WHAT YOU SHOULD DO ::
Copy out each line of the material below with no changes.

MATERIAL PROVIDED ::
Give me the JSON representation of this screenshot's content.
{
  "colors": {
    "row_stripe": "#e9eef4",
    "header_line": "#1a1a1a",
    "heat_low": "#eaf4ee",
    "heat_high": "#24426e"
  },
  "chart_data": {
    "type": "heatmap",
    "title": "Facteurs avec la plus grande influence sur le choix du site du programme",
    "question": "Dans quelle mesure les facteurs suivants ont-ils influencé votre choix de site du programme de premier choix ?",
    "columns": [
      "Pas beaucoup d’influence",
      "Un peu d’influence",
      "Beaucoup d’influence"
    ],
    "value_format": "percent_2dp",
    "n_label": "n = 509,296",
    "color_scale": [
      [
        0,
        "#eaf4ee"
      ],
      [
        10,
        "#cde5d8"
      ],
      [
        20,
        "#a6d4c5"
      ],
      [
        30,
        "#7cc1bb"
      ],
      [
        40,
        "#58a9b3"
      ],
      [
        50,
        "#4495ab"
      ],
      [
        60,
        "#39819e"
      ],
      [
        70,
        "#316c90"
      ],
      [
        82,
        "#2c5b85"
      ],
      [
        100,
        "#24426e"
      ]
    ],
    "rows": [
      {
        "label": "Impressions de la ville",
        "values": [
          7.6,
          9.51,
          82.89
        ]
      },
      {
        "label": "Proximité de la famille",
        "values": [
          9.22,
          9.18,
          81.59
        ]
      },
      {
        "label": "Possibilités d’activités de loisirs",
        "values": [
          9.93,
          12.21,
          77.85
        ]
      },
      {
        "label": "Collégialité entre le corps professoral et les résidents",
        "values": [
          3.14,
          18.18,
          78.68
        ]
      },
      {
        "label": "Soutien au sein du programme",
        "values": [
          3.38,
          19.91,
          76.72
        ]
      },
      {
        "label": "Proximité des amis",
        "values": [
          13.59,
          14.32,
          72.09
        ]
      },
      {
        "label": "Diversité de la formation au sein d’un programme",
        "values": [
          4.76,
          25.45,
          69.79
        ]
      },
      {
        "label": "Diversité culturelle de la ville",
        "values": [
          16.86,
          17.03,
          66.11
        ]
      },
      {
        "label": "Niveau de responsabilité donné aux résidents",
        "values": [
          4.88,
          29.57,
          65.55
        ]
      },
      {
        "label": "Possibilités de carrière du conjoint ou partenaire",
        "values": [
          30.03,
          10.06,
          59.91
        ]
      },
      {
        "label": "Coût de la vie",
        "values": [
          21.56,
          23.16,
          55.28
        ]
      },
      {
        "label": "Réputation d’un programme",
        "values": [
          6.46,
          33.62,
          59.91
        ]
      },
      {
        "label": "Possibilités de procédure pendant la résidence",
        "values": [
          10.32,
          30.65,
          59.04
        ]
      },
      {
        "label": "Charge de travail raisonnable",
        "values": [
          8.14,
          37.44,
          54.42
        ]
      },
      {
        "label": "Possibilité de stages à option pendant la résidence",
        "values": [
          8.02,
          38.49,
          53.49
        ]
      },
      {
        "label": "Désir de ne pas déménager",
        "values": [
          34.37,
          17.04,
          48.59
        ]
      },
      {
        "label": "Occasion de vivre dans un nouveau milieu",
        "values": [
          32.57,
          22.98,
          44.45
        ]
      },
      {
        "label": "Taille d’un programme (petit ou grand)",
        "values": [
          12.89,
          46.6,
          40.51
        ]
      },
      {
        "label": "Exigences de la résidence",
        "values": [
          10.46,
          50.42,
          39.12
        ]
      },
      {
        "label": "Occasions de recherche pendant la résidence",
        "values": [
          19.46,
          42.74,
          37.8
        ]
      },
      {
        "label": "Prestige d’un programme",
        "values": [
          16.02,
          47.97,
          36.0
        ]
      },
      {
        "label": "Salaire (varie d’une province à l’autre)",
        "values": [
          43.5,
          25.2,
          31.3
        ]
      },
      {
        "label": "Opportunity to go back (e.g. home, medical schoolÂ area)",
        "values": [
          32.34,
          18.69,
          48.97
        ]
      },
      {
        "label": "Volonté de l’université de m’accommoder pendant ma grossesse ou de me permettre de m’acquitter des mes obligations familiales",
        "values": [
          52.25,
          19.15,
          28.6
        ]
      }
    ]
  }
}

FINAL RESULT ::
Give me the JSON representation of this screenshot's content.
{
  "colors": {
    "row_stripe": "#e9eef4",
    "header_line": "#1a1a1a",
    "heat_low": "#eaf4ee",
    "heat_high": "#24426e"
  },
  "chart_data": {
    "type": "heatmap",
    "title": "Facteurs avec la plus grande influence sur le choix du site du programme",
    "question": "Dans quelle mesure les facteurs suivants ont-ils influencé votre choix de site du programme de premier choix ?",
    "columns": [
      "Pas beaucoup d’influence",
      "Un peu d’influence",
      "Beaucoup d’influence"
    ],
    "value_format": "percent_2dp",
    "n_label": "n = 509,296",
    "color_scale": [
      [
        0,
        "#eaf4ee"
      ],
      [
        10,
        "#cde5d8"
      ],
      [
        20,
        "#a6d4c5"
      ],
      [
        30,
        "#7cc1bb"
      ],
      [
        40,
        "#58a9b3"
      ],
      [
        50,
        "#4495ab"
      ],
      [
        60,
        "#39819e"
      ],
      [
        70,
        "#316c90"
      ],
      [
        82,
        "#2c5b85"
      ],
      [
        100,
        "#24426e"
      ]
    ],
    "rows": [
      {
        "label": "Impressions de la ville",
        "values": [
          7.6,
          9.51,
          82.89
        ]
      },
      {
        "label": "Proximité de la famille",
        "values": [
          9.22,
          9.18,
          81.59
        ]
      },
      {
        "label": "Possibilités d’activités de loisirs",
        "values": [
          9.93,
          12.21,
          77.85
        ]
      },
      {
        "label": "Collégialité entre le corps professoral et les résidents",
        "values": [
          3.14,
          18.18,
          78.68
        ]
      },
      {
        "label": "Soutien au sein du programme",
        "values": [
          3.38,
          19.91,
          76.72
        ]
      },
      {
        "label": "Proximité des amis",
        "values": [
          13.59,
          14.32,
          72.09
        ]
      },
      {
        "label": "Diversité de la formation au sein d’un programme",
        "values": [
          4.76,
          25.45,
          69.79
        ]
      },
      {
        "label": "Diversité culturelle de la ville",
        "values": [
          16.86,
          17.03,
          66.11
        ]
      },
      {
        "label": "Niveau de responsabilité donné aux résidents",
        "values": [
          4.88,
          29.57,
          65.55
        ]
      },
      {
        "label": "Possibilités de carrière du conjoint ou partenaire",
        "values": [
          30.03,
          10.06,
          59.91
        ]
      },
      {
        "label": "Coût de la vie",
        "values": [
          21.56,
          23.16,
          55.28
        ]
      },
      {
        "label": "Réputation d’un programme",
        "values": [
          6.46,
          33.62,
          59.91
        ]
      },
      {
        "label": "Possibilités de procédure pendant la résidence",
        "values": [
          10.32,
          30.65,
          59.04
        ]
      },
      {
        "label": "Charge de travail raisonnable",
        "values": [
          8.14,
          37.44,
          54.42
        ]
      },
      {
        "label": "Possibilité de stages à option pendant la résidence",
        "values": [
          8.02,
          38.49,
          53.49
        ]
      },
      {
        "label": "Désir de ne pas déménager",
        "values": [
          34.37,
          17.04,
          48.59
        ]
      },
      {
        "label": "Occasion de vivre dans un nouveau milieu",
        "values": [
          32.57,
          22.98,
          44.45
        ]
      },
      {
        "label": "Taille d’un programme (petit ou grand)",
        "values": [
          12.89,
          46.6,
          40.51
        ]
      },
      {
        "label": "Exigences de la résidence",
        "values": [
          10.46,
          50.42,
          39.12
        ]
      },
      {
        "label": "Occasions de recherche pendant la résidence",
        "values": [
          19.46,
          42.74,
          37.8
        ]
      },
      {
        "label": "Prestige d’un programme",
        "values": [
          16.02,
          47.97,
          36.0
        ]
      },
      {
        "label": "Salaire (varie d’une province à l’autre)",
        "values": [
          43.5,
          25.2,
          31.3
        ]
      },
      {
        "label": "Opportunity to go back (e.g. home, medical schoolÂ area)",
        "values": [
          32.34,
          18.69,
          48.97
        ]
      },
      {
        "label": "Volonté de l’université de m’accommoder pendant ma grossesse ou de me permettre de m’acquitter des mes obligations familiales",
        "values": [
          52.25,
          19.15,
          28.6
        ]
      }
    ]
  }
}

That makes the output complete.